▶ Task requirements
Copy out each line that mentions the word "pack".
— Start —
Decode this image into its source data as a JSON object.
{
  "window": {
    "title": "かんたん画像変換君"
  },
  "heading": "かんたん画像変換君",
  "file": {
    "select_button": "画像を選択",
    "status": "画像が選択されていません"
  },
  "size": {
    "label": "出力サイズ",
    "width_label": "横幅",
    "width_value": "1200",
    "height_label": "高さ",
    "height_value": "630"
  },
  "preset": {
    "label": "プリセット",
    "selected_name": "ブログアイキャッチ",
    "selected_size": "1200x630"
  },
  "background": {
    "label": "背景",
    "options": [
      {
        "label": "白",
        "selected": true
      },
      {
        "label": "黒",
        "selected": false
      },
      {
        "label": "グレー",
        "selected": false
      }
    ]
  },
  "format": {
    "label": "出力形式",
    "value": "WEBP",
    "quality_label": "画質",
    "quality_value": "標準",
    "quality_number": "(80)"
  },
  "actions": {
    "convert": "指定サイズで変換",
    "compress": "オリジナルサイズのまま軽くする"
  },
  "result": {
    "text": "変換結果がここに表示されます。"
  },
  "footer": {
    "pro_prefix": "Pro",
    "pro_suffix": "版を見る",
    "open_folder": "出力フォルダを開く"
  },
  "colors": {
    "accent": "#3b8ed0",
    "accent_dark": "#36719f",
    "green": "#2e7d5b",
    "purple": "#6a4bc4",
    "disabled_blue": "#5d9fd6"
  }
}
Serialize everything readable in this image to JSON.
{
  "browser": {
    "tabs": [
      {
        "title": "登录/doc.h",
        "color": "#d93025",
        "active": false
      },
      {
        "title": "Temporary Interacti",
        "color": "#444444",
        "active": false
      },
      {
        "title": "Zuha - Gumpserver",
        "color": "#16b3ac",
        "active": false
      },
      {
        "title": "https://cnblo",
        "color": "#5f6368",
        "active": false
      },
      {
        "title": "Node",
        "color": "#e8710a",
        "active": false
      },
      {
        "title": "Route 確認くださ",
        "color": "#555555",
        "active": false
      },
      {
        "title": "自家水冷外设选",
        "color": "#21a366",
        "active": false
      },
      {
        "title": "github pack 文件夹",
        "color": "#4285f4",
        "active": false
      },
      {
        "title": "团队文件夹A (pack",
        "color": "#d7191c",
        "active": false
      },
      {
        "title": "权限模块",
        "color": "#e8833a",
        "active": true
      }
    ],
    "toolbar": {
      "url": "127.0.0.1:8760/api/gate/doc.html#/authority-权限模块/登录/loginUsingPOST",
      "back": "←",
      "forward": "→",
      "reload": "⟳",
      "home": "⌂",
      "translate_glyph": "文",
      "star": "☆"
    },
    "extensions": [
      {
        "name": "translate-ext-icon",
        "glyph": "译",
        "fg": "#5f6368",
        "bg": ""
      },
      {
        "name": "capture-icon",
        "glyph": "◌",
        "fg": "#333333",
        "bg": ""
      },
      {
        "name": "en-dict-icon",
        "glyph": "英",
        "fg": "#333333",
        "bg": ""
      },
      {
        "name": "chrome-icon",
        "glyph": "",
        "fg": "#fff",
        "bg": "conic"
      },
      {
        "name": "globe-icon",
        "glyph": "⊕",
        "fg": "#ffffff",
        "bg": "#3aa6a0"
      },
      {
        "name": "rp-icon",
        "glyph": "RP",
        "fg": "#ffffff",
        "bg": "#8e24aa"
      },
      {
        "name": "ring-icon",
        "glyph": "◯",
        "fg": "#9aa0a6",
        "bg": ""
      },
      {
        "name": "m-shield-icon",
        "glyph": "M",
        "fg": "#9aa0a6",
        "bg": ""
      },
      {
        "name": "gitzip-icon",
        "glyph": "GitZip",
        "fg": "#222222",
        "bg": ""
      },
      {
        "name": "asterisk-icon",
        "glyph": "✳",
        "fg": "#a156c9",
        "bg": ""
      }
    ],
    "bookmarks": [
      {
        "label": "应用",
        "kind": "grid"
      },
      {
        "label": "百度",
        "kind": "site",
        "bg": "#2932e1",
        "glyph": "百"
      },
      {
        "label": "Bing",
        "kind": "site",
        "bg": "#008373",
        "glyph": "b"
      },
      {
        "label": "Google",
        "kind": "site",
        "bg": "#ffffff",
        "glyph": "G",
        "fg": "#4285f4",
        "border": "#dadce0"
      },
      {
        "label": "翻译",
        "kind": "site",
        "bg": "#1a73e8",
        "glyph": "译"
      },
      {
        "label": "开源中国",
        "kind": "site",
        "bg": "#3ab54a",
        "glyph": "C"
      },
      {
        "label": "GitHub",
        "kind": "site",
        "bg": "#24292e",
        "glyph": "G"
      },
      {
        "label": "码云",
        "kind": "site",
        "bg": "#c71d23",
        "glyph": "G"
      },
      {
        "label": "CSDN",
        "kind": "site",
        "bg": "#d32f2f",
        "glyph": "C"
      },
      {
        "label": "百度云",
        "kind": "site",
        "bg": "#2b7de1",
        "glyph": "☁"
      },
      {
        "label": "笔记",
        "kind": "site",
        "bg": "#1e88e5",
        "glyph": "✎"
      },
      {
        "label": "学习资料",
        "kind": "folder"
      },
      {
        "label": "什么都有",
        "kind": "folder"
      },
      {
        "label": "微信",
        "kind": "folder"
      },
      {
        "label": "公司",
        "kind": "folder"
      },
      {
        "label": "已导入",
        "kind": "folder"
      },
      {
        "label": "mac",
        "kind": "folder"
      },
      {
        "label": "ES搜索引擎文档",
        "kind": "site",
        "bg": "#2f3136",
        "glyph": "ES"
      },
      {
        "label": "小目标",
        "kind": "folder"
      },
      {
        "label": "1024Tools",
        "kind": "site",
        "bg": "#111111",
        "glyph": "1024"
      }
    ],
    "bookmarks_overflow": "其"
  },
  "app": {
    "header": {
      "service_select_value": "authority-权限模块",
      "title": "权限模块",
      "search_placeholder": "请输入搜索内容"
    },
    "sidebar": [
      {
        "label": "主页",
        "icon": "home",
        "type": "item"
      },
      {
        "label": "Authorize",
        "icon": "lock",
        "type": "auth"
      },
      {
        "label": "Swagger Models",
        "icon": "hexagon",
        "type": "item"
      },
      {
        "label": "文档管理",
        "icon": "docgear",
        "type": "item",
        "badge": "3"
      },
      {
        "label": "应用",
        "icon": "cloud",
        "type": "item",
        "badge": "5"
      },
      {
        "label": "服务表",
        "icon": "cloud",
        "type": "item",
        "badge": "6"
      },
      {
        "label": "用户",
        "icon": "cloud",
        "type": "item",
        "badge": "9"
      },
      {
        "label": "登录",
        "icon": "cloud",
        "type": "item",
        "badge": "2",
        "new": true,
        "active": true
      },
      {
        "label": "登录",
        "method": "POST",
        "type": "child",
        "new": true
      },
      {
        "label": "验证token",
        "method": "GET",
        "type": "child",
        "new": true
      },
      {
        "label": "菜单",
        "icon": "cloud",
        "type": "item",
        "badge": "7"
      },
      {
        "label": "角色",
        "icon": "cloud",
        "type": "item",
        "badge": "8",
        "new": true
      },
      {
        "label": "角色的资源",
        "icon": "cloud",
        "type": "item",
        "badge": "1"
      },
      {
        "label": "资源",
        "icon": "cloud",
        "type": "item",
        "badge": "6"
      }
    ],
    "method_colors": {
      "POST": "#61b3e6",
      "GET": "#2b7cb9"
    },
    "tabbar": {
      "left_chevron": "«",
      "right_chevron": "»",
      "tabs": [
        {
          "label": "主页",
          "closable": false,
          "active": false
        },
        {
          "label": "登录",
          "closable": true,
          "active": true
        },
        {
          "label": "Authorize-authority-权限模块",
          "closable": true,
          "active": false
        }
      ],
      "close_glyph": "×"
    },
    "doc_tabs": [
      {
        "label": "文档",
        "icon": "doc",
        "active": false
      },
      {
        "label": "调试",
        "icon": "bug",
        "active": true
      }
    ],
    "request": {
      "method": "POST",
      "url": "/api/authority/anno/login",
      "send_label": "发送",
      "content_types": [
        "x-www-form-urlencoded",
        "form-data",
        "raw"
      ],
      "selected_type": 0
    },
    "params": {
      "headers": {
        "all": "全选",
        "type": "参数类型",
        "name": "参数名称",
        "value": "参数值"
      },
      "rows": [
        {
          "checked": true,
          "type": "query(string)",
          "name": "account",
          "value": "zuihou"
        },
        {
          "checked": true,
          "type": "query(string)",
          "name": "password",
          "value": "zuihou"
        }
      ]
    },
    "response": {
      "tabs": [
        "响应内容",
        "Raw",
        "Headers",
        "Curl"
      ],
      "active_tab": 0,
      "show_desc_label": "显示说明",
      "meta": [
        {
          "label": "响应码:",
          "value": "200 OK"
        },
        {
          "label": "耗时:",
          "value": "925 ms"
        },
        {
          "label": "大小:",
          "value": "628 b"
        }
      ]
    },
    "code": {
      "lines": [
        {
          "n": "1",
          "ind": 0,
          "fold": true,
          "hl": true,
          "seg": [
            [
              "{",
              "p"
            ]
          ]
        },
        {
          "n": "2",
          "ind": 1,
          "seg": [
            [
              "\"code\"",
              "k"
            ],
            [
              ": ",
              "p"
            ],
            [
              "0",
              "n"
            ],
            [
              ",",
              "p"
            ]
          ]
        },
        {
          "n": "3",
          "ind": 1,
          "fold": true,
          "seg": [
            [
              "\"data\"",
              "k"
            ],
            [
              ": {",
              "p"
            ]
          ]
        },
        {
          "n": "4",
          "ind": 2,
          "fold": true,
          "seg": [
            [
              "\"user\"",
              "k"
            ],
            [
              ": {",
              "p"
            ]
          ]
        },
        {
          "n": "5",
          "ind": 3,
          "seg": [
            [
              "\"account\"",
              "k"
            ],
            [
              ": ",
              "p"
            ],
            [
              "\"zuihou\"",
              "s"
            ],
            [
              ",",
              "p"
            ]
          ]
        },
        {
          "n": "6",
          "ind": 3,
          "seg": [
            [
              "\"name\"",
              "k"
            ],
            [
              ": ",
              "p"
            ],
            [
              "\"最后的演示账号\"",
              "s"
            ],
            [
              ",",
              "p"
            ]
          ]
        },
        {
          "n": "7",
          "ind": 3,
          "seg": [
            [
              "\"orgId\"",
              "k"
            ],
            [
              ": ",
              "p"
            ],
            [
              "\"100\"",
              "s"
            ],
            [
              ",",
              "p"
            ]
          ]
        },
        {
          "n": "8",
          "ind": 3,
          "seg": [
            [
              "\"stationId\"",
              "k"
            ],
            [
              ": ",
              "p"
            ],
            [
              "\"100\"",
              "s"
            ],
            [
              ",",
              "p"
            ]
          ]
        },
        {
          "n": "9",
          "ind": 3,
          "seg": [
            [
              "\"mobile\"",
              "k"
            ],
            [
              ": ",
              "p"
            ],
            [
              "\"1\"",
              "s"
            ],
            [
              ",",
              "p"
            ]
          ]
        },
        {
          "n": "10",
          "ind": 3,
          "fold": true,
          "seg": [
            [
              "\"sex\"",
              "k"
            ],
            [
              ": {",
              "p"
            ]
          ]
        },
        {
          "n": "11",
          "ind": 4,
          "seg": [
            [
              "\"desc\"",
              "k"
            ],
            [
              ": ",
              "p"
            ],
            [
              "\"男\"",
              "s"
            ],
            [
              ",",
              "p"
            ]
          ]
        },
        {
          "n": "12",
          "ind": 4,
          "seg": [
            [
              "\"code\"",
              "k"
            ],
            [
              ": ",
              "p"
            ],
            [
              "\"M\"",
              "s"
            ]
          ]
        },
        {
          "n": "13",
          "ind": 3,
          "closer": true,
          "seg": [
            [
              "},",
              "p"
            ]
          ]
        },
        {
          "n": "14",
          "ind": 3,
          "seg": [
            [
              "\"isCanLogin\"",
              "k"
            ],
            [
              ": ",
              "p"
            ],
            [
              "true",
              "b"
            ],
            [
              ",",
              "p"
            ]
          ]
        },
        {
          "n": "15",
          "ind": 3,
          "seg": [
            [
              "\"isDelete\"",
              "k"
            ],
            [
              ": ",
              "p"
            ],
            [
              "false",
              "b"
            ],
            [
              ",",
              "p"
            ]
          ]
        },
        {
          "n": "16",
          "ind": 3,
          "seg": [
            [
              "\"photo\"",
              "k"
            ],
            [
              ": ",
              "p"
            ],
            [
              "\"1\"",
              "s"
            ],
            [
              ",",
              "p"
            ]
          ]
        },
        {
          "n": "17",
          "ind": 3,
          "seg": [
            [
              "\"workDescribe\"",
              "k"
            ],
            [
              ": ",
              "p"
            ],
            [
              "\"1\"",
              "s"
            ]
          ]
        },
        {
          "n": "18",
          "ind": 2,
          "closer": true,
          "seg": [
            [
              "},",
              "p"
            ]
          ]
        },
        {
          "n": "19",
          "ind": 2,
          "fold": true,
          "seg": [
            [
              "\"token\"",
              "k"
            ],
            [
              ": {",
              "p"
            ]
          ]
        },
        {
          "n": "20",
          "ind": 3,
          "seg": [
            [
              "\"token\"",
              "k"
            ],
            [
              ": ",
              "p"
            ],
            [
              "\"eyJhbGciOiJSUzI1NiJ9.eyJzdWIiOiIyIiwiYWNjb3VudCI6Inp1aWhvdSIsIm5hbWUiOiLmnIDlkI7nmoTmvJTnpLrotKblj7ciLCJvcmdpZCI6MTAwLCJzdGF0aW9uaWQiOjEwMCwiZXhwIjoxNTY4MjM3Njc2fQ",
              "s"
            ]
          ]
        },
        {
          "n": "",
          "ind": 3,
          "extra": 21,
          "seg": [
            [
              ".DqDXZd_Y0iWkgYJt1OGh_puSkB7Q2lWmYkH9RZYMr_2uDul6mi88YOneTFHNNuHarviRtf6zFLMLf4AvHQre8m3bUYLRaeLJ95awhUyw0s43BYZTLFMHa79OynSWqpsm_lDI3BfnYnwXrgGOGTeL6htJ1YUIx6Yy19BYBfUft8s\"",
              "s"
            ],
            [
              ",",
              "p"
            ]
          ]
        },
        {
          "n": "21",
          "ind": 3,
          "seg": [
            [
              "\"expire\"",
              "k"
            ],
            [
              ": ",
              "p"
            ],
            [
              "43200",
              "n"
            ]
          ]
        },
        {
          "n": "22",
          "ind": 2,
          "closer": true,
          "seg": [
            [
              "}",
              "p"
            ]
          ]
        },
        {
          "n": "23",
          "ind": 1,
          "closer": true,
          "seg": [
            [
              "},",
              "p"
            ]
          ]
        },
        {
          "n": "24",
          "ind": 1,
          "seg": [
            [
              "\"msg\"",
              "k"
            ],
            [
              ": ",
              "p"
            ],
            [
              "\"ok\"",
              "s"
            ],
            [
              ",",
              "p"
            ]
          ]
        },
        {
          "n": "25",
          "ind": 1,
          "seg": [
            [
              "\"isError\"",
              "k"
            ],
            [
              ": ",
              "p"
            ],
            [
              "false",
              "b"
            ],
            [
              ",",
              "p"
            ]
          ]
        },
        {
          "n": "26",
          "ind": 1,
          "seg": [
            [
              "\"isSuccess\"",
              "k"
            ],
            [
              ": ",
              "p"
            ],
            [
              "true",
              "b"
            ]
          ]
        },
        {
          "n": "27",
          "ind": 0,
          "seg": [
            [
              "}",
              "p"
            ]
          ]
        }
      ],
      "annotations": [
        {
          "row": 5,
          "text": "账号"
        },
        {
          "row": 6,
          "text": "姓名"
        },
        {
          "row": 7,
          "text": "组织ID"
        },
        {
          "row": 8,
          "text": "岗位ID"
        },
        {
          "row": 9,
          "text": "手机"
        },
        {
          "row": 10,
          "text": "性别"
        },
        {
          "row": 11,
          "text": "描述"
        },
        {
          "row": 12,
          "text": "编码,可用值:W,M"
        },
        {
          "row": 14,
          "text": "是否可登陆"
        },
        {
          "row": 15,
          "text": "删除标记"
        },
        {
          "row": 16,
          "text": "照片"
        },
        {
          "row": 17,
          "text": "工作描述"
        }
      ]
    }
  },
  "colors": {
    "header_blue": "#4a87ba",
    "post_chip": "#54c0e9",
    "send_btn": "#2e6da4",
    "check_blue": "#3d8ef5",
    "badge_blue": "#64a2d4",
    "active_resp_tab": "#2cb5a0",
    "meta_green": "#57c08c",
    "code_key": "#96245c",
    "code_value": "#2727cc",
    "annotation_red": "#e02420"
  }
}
— End —
▶ Exercise response
        "title": "github pack 文件夹",
        "title": "团队文件夹A (pack",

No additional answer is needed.